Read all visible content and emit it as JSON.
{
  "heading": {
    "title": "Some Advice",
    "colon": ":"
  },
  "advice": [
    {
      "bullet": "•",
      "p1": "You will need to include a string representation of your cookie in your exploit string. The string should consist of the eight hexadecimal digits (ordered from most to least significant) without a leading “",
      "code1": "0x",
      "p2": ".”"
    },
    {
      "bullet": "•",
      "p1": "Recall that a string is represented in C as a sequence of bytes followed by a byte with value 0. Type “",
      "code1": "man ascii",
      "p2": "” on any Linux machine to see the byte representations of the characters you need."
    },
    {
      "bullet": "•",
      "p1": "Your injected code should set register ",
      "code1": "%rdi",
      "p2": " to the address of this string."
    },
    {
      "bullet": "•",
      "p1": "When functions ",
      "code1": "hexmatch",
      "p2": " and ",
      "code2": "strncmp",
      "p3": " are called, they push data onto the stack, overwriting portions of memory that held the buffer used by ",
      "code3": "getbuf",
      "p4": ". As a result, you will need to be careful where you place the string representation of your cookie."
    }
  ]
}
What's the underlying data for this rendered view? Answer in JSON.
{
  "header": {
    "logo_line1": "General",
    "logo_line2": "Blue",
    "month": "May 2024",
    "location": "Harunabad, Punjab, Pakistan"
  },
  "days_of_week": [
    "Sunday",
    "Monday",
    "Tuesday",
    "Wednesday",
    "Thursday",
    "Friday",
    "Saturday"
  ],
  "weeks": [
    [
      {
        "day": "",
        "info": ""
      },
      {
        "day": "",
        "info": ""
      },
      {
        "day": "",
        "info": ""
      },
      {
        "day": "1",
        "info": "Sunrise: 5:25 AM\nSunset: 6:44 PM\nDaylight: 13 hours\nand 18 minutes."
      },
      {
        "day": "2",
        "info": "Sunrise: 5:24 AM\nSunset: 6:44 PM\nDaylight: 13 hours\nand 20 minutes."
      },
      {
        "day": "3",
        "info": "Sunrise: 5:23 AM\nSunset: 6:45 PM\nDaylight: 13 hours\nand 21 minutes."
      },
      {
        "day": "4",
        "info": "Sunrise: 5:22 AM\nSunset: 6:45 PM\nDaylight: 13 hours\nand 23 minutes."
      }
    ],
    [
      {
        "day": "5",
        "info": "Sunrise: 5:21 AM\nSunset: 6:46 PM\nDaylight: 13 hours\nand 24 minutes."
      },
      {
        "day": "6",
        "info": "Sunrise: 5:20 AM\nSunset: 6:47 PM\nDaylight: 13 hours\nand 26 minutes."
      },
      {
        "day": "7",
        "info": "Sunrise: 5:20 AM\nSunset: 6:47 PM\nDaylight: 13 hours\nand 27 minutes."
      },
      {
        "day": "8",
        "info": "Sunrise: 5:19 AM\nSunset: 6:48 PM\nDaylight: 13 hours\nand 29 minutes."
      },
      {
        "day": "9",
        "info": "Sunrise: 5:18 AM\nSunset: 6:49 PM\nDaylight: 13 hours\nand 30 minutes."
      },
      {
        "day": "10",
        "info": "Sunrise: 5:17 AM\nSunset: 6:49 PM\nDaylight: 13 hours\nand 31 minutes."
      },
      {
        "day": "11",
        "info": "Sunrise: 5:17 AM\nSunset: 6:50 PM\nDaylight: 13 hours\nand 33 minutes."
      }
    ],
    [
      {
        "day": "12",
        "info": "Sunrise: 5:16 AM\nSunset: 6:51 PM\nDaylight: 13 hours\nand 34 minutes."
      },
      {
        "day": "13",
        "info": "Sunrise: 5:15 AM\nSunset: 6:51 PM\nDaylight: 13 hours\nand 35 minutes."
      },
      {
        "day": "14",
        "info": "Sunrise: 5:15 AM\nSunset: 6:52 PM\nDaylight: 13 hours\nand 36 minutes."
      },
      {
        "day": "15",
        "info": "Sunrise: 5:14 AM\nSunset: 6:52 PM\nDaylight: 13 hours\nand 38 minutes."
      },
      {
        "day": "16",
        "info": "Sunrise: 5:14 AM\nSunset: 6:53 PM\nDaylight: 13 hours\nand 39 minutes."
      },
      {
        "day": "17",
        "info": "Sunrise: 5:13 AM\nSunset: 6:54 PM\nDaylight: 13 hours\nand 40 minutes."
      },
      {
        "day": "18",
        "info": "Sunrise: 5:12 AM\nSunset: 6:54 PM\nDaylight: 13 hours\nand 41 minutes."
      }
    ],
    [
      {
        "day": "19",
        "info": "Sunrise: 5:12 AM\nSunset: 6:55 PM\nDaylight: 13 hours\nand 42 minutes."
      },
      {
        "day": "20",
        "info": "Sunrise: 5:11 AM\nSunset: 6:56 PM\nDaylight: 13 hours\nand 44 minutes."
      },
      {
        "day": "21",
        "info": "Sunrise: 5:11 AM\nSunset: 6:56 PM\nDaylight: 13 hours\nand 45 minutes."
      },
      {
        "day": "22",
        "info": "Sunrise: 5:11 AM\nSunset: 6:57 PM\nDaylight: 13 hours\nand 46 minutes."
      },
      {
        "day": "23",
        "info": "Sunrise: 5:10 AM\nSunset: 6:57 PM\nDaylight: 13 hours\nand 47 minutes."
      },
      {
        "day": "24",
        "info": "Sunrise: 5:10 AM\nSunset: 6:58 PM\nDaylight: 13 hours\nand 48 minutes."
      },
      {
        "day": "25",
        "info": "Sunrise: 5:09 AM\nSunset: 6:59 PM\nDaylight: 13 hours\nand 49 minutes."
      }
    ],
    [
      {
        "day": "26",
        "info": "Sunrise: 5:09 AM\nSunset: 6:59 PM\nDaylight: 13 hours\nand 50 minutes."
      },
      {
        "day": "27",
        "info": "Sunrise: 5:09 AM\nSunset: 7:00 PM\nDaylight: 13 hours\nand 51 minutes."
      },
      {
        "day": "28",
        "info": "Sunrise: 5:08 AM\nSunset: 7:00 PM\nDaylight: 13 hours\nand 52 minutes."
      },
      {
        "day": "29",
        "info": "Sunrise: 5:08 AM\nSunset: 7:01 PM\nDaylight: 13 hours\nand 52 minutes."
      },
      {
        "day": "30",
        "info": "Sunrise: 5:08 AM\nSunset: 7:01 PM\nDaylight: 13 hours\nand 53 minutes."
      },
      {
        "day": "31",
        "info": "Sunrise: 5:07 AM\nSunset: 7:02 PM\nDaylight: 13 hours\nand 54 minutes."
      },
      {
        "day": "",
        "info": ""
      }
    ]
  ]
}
_ _ _ _ _ _ _
What the exercise asks:
Pick every line with "will" in it and copy it.

Result:
      "p1": "You will need to include a string representation of your cookie in your exploit string. The string should consist of the eight hexadecimal digits (ordered from most to least significant) without a leading “",
      "p4": ". As a result, you will need to be careful where you place the string representation of your cookie."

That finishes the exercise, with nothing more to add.